Stored data:
==========
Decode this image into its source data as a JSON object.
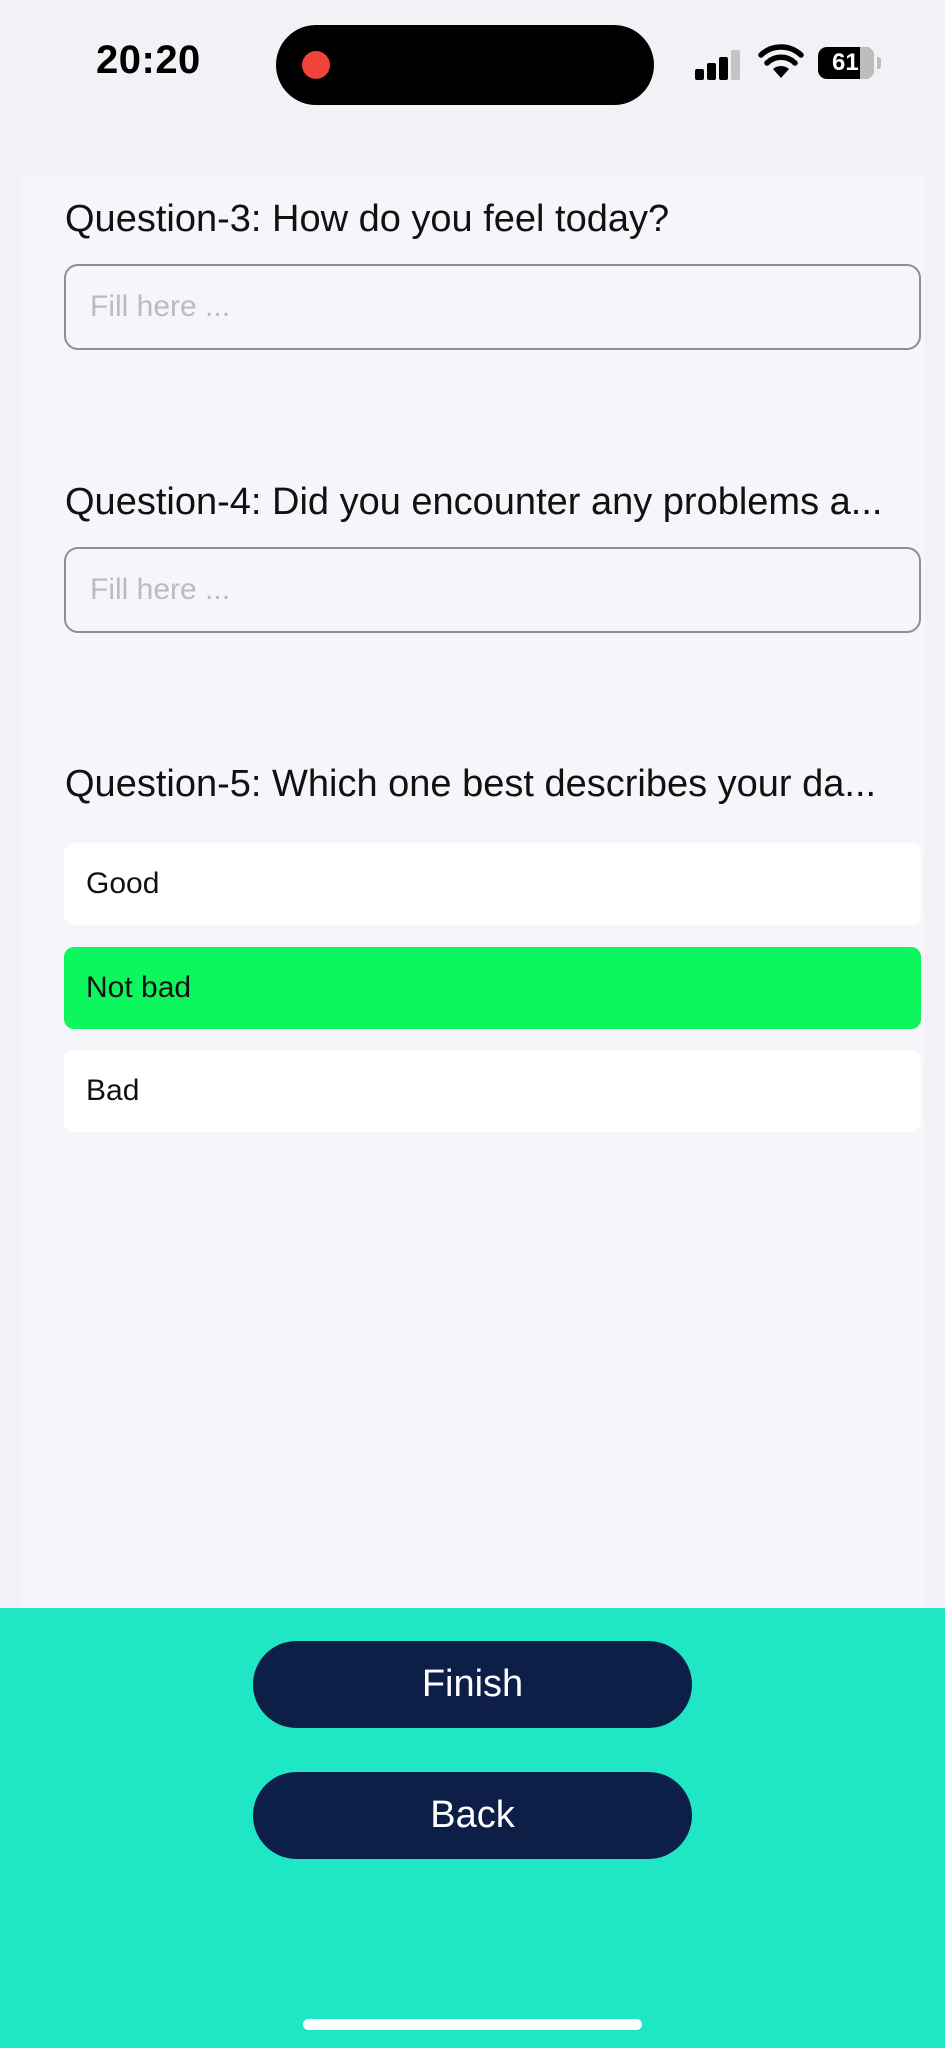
{
  "status_bar": {
    "time": "20:20",
    "battery": "61",
    "icons": [
      "recording-dot",
      "cellular-signal-icon",
      "wifi-icon",
      "battery-icon"
    ]
  },
  "questions": [
    {
      "label": "Question-3: How do you feel today?",
      "placeholder": "Fill here ...",
      "type": "text"
    },
    {
      "label": "Question-4: Did you encounter any problems a...",
      "placeholder": "Fill here ...",
      "type": "text"
    },
    {
      "label": "Question-5: Which one best describes your da...",
      "type": "choice",
      "options": [
        "Good",
        "Not bad",
        "Bad"
      ],
      "selected": "Not bad"
    }
  ],
  "actions": {
    "finish": "Finish",
    "back": "Back"
  },
  "colors": {
    "selected_option": "#0cf65d",
    "bottom_bar": "#1fe6c5",
    "button": "#0e1f47",
    "recording_dot": "#f0443a"
  }
}
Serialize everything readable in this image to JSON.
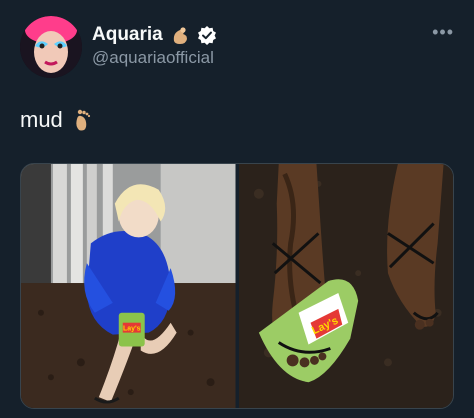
==========
Given request. Copy each line above that contains the string "label".

The solution.
      "label": "Question-3: How do you feel today?",
      "label": "Question-4: Did you encounter any problems a...",
      "label": "Question-5: Which one best describes your da...",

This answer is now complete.